Проза – воспоминание, боль, страдание, которое в первую очередь принимает сам автор для собирания. Он испытывает этот рецепт на себе, а после предлагает читателю.
Разрушен мир, где была любовь, куда каждый год вовремя прилетали ласточки, движимые этой «логикой любви». Сам автор стал бесприютной тенью. Дом был уничтожен развернувшимся хаосом. Этой смертоносной стихии противопоставлена любовь, род, семья.
Ласточка вьет гнездо. Как и у Прилепина, в книге Садулаева важное место занимают род, семья, чувство родовой связи. Но гнездо разорено, ласточка не вернулась, ей суждено скитаться, она тоже на какое-то время становится «бичом Божьим».
«Мы не могли надышаться друг другом. Мы были счастливы вдвоем, он и я – одно целое. И еще десятки, сотни наших предков, до светловолосого Эра и дальше, все были в нас и разговаривали друг с другом» – так он пишет об отце, который приезжал в Петербург. О своей любви. О достижении состояния единства, связанности, которое противостоит нитям войны, опутывающим всё вокруг. Так развернулся «шлейф родовой памяти», через который можно сшить и страну.
────
◆ **ЗАДАНИЕ**:
Запишите приведённый выше отрывок о книге Садулаева полностью, не изменяя в нём ни слова.

Аннотированные перечни областей
────
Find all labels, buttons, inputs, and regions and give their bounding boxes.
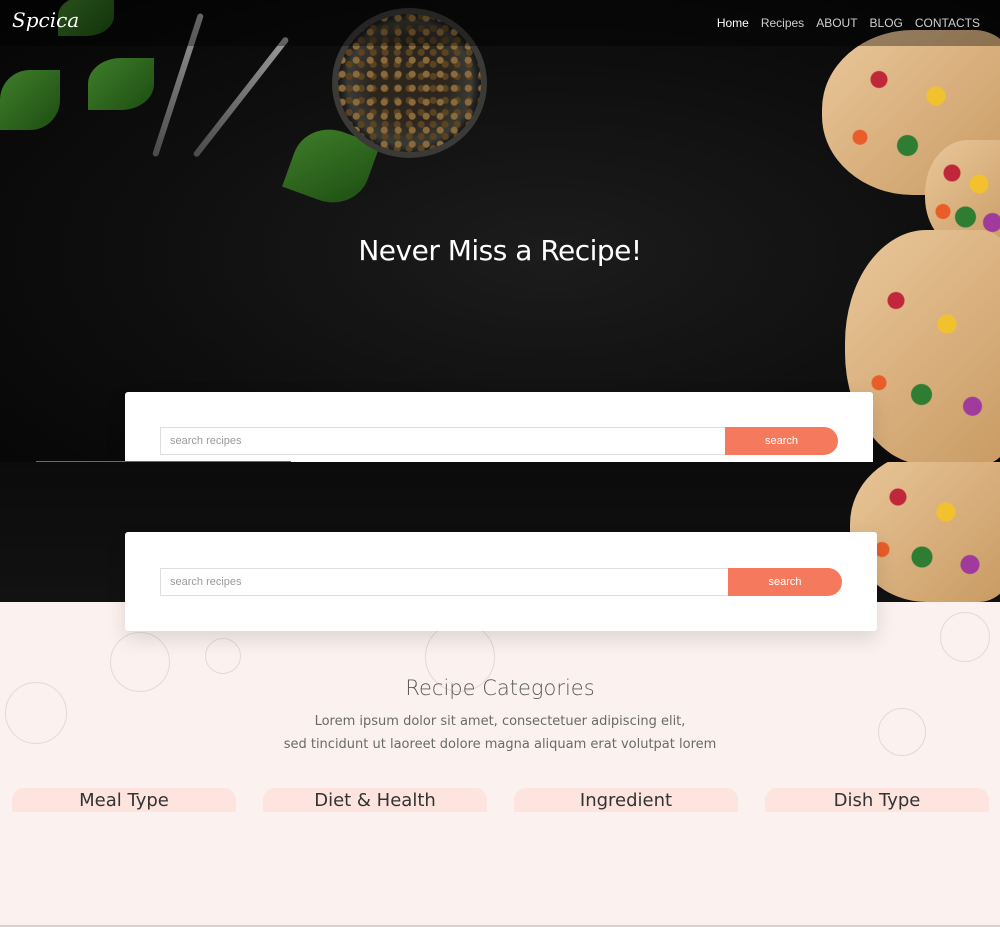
search-button[interactable]: search — [725, 427, 838, 455]
nav-item-home[interactable]: Home — [717, 16, 749, 30]
categories-title: Recipe Categories — [405, 676, 595, 700]
logo[interactable]: Spcica — [12, 8, 79, 32]
hero-section: Spcica Home Recipes ABOUT BLOG CONTACTS … — [0, 0, 1000, 462]
nav-item-contacts[interactable]: CONTACTS — [915, 16, 980, 30]
nav-item-recipes[interactable]: Recipes — [761, 16, 804, 30]
category-tab-ingredient[interactable]: Ingredient — [514, 788, 738, 812]
nav-item-blog[interactable]: BLOG — [870, 16, 903, 30]
basil-leaf-decoration — [0, 70, 60, 130]
search-input[interactable] — [160, 427, 726, 455]
vegetable-sketch-decoration — [205, 638, 241, 674]
category-tab-dish-type[interactable]: Dish Type — [765, 788, 989, 812]
category-tab-meal-type[interactable]: Meal Type — [12, 788, 236, 812]
hero-title: Never Miss a Recipe! — [358, 234, 642, 267]
category-tab-diet-health[interactable]: Diet & Health — [263, 788, 487, 812]
search-card-scrolled: search — [125, 532, 877, 631]
search-card: search — [125, 392, 873, 462]
recipe-categories-section: Recipe Categories Lorem ipsum dolor sit … — [0, 602, 1000, 927]
fork-decoration — [192, 36, 290, 158]
vegetable-sketch-decoration — [940, 612, 990, 662]
search-button-scrolled[interactable]: search — [728, 568, 842, 596]
search-input-scrolled[interactable] — [160, 568, 729, 596]
categories-description-line-2: sed tincidunt ut laoreet dolore magna al… — [283, 737, 717, 752]
categories-description-line-1: Lorem ipsum dolor sit amet, consectetuer… — [314, 714, 686, 729]
top-navigation: Spcica Home Recipes ABOUT BLOG CONTACTS — [0, 0, 1000, 46]
basil-leaf-decoration — [88, 58, 154, 110]
categories-description: Lorem ipsum dolor sit amet, consectetuer… — [0, 710, 1000, 756]
nav-item-about[interactable]: ABOUT — [816, 16, 857, 30]
nav-menu: Home Recipes ABOUT BLOG CONTACTS — [717, 16, 980, 30]
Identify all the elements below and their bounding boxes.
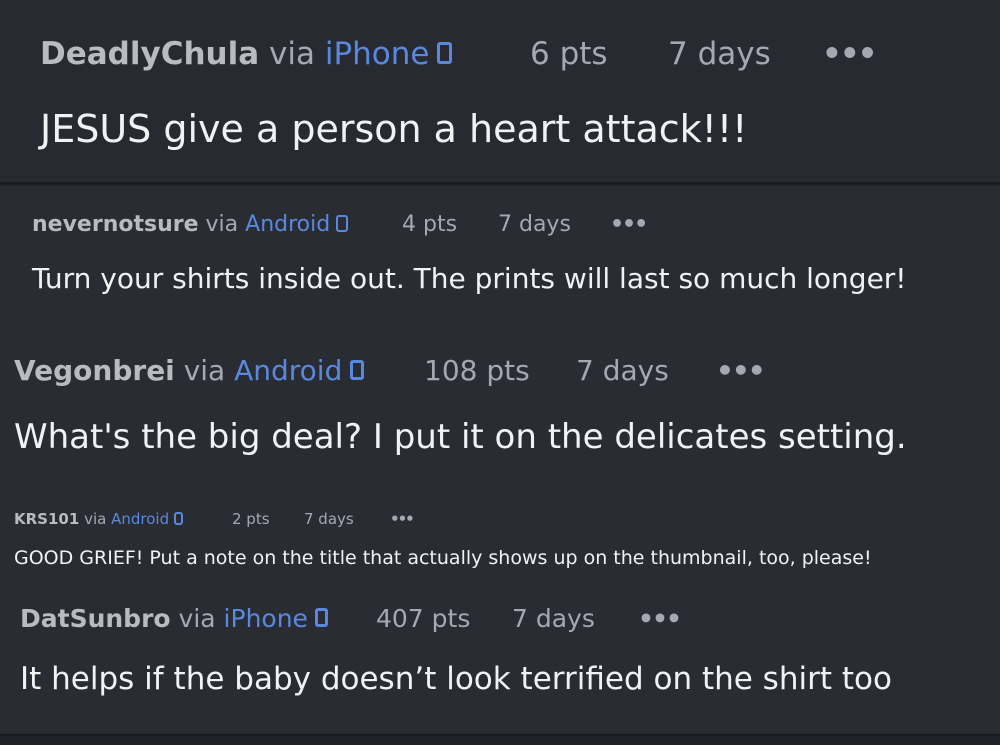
- phone-icon: [314, 608, 328, 627]
- device-link[interactable]: iPhone: [325, 36, 430, 72]
- via-label: via: [178, 604, 216, 633]
- points-count: 108 pts: [424, 354, 530, 387]
- phone-icon: [174, 511, 184, 525]
- device-link[interactable]: Android: [234, 354, 342, 387]
- timestamp: 7 days: [576, 354, 669, 387]
- phone-icon: [350, 359, 365, 380]
- comment-meta: nevernotsure via Android 4 pts 7 days ••…: [32, 210, 932, 240]
- more-options-icon[interactable]: •••: [638, 602, 682, 636]
- timestamp: 7 days: [304, 510, 354, 528]
- device-link[interactable]: Android: [245, 212, 330, 237]
- comment-text: GOOD GRIEF! Put a note on the title that…: [14, 547, 872, 569]
- username-link[interactable]: Vegonbrei: [14, 354, 175, 387]
- via-label: via: [183, 354, 226, 387]
- comment: DeadlyChula via iPhone 6 pts 7 days ••• …: [0, 0, 1000, 184]
- comment: nevernotsure via Android 4 pts 7 days ••…: [0, 186, 1000, 340]
- via-label: via: [205, 212, 239, 237]
- points-count: 2 pts: [232, 510, 270, 528]
- timestamp: 7 days: [668, 36, 771, 72]
- timestamp: 7 days: [512, 604, 595, 633]
- comment-meta: KRS101 via Android 2 pts 7 days •••: [14, 508, 914, 530]
- comment-meta: DeadlyChula via iPhone 6 pts 7 days •••: [40, 34, 940, 74]
- username-link[interactable]: DeadlyChula: [40, 36, 259, 72]
- timestamp: 7 days: [498, 212, 571, 237]
- comment-meta: DatSunbro via iPhone 407 pts 7 days •••: [20, 602, 920, 636]
- comment: Vegonbrei via Android 108 pts 7 days •••…: [0, 340, 1000, 488]
- points-count: 4 pts: [402, 212, 458, 237]
- more-options-icon[interactable]: •••: [716, 352, 766, 390]
- username-link[interactable]: KRS101: [14, 510, 79, 528]
- device-link[interactable]: Android: [111, 510, 169, 528]
- phone-icon: [437, 41, 453, 64]
- comment-text: What's the big deal? I put it on the del…: [14, 417, 907, 457]
- username-link[interactable]: DatSunbro: [20, 604, 171, 633]
- device-link[interactable]: iPhone: [224, 604, 308, 633]
- comment-text: JESUS give a person a heart attack!!!: [40, 107, 748, 151]
- more-options-icon[interactable]: •••: [390, 508, 415, 530]
- points-count: 6 pts: [530, 36, 608, 72]
- comment-text: It helps if the baby doesn’t look terrif…: [20, 661, 892, 697]
- more-options-icon[interactable]: •••: [822, 34, 877, 74]
- via-label: via: [84, 510, 107, 528]
- via-label: via: [269, 36, 315, 72]
- more-options-icon[interactable]: •••: [610, 210, 648, 240]
- comment-text: Turn your shirts inside out. The prints …: [32, 262, 907, 295]
- phone-icon: [336, 214, 349, 232]
- comment-meta: Vegonbrei via Android 108 pts 7 days •••: [14, 352, 914, 390]
- username-link[interactable]: nevernotsure: [32, 212, 199, 237]
- comment: KRS101 via Android 2 pts 7 days ••• GOOD…: [0, 488, 1000, 586]
- comment: DatSunbro via iPhone 407 pts 7 days ••• …: [0, 586, 1000, 736]
- points-count: 407 pts: [376, 604, 471, 633]
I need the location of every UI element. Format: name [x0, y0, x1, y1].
────
◆ **РЕЗУЛЬТАТ ВЫПОЛНЕНИЯ**:
Проза – воспоминание, боль, страдание, которое в первую очередь принимает сам автор для собирания. Он испытывает этот рецепт на себе, а после предлагает читателю.
Разрушен мир, где была любовь, куда каждый год вовремя прилетали ласточки, движимые этой «логикой любви». Сам автор стал бесприютной тенью. Дом был уничтожен развернувшимся хаосом. Этой смертоносной стихии противопоставлена любовь, род, семья.
Ласточка вьет гнездо. Как и у Прилепина, в книге Садулаева важное место занимают род, семья, чувство родовой связи. Но гнездо разорено, ласточка не вернулась, ей суждено скитаться, она тоже на какое-то время становится «бичом Божьим».
«Мы не могли надышаться друг другом. Мы были счастливы вдвоем, он и я – одно целое. И еще десятки, сотни наших предков, до светловолосого Эра и дальше, все были в нас и разговаривали друг с другом» – так он пишет об отце, который приезжал в Петербург. О своей любви. О достижении состояния единства, связанности, которое противостоит нитям войны, опутывающим всё вокруг. Так развернулся «шлейф родовой памяти», через который можно сшить и страну.